GIVEN EXERCISE:
Write out the records that appear below, verbatim and complete, but without pictures.
========================================
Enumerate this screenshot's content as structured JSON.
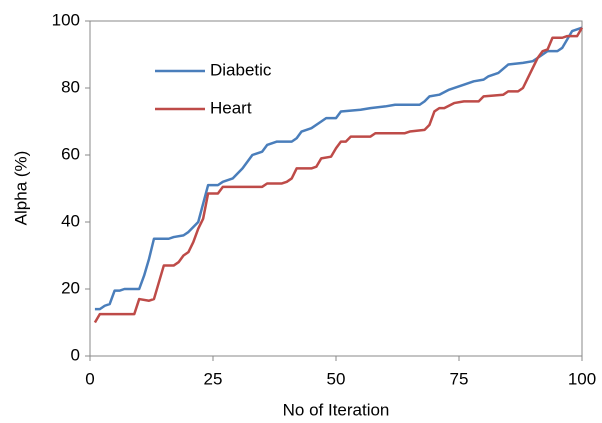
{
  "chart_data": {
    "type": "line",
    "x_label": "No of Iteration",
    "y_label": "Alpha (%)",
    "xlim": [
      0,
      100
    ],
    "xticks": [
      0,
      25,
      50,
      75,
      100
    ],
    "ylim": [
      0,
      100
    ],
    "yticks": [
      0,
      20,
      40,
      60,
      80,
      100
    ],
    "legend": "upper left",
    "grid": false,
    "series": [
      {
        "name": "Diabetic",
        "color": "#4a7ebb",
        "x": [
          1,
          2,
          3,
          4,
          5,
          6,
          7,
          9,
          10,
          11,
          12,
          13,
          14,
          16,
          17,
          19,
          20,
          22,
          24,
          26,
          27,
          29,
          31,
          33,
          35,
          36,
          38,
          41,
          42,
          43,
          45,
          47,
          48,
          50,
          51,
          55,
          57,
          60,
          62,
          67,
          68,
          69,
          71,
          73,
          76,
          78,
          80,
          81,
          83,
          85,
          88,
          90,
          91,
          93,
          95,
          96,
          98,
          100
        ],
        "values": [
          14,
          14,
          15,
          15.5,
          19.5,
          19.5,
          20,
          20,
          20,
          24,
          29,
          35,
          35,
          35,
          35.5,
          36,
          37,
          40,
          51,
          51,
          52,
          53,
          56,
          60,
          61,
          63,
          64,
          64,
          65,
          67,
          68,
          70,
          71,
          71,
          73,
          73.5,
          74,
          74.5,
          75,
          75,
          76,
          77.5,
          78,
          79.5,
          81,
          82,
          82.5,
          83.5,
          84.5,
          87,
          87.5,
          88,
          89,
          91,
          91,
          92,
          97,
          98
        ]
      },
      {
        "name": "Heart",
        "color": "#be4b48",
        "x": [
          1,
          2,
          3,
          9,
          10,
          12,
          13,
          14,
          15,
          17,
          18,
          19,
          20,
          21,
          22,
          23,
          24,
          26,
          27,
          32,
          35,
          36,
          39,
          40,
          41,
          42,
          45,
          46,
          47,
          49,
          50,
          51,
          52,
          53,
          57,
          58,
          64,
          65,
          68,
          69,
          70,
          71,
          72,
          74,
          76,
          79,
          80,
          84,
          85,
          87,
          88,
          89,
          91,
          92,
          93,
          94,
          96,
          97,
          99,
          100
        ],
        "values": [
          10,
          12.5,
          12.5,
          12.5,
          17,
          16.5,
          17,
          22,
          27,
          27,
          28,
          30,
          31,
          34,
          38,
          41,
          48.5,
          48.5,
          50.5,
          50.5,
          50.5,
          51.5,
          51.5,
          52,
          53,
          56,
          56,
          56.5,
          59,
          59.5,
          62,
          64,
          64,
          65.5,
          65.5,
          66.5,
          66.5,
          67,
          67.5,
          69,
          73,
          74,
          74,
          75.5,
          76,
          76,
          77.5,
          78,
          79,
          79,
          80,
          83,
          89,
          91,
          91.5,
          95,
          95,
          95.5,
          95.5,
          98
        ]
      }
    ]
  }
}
========================================
THE ANSWER:
Enumerate this screenshot's content as structured JSON.
{
  "chart_data": {
    "type": "line",
    "x_label": "No of Iteration",
    "y_label": "Alpha (%)",
    "xlim": [
      0,
      100
    ],
    "xticks": [
      0,
      25,
      50,
      75,
      100
    ],
    "ylim": [
      0,
      100
    ],
    "yticks": [
      0,
      20,
      40,
      60,
      80,
      100
    ],
    "legend": "upper left",
    "grid": false,
    "series": [
      {
        "name": "Diabetic",
        "color": "#4a7ebb",
        "x": [
          1,
          2,
          3,
          4,
          5,
          6,
          7,
          9,
          10,
          11,
          12,
          13,
          14,
          16,
          17,
          19,
          20,
          22,
          24,
          26,
          27,
          29,
          31,
          33,
          35,
          36,
          38,
          41,
          42,
          43,
          45,
          47,
          48,
          50,
          51,
          55,
          57,
          60,
          62,
          67,
          68,
          69,
          71,
          73,
          76,
          78,
          80,
          81,
          83,
          85,
          88,
          90,
          91,
          93,
          95,
          96,
          98,
          100
        ],
        "values": [
          14,
          14,
          15,
          15.5,
          19.5,
          19.5,
          20,
          20,
          20,
          24,
          29,
          35,
          35,
          35,
          35.5,
          36,
          37,
          40,
          51,
          51,
          52,
          53,
          56,
          60,
          61,
          63,
          64,
          64,
          65,
          67,
          68,
          70,
          71,
          71,
          73,
          73.5,
          74,
          74.5,
          75,
          75,
          76,
          77.5,
          78,
          79.5,
          81,
          82,
          82.5,
          83.5,
          84.5,
          87,
          87.5,
          88,
          89,
          91,
          91,
          92,
          97,
          98
        ]
      },
      {
        "name": "Heart",
        "color": "#be4b48",
        "x": [
          1,
          2,
          3,
          9,
          10,
          12,
          13,
          14,
          15,
          17,
          18,
          19,
          20,
          21,
          22,
          23,
          24,
          26,
          27,
          32,
          35,
          36,
          39,
          40,
          41,
          42,
          45,
          46,
          47,
          49,
          50,
          51,
          52,
          53,
          57,
          58,
          64,
          65,
          68,
          69,
          70,
          71,
          72,
          74,
          76,
          79,
          80,
          84,
          85,
          87,
          88,
          89,
          91,
          92,
          93,
          94,
          96,
          97,
          99,
          100
        ],
        "values": [
          10,
          12.5,
          12.5,
          12.5,
          17,
          16.5,
          17,
          22,
          27,
          27,
          28,
          30,
          31,
          34,
          38,
          41,
          48.5,
          48.5,
          50.5,
          50.5,
          50.5,
          51.5,
          51.5,
          52,
          53,
          56,
          56,
          56.5,
          59,
          59.5,
          62,
          64,
          64,
          65.5,
          65.5,
          66.5,
          66.5,
          67,
          67.5,
          69,
          73,
          74,
          74,
          75.5,
          76,
          76,
          77.5,
          78,
          79,
          79,
          80,
          83,
          89,
          91,
          91.5,
          95,
          95,
          95.5,
          95.5,
          98
        ]
      }
    ]
  }
}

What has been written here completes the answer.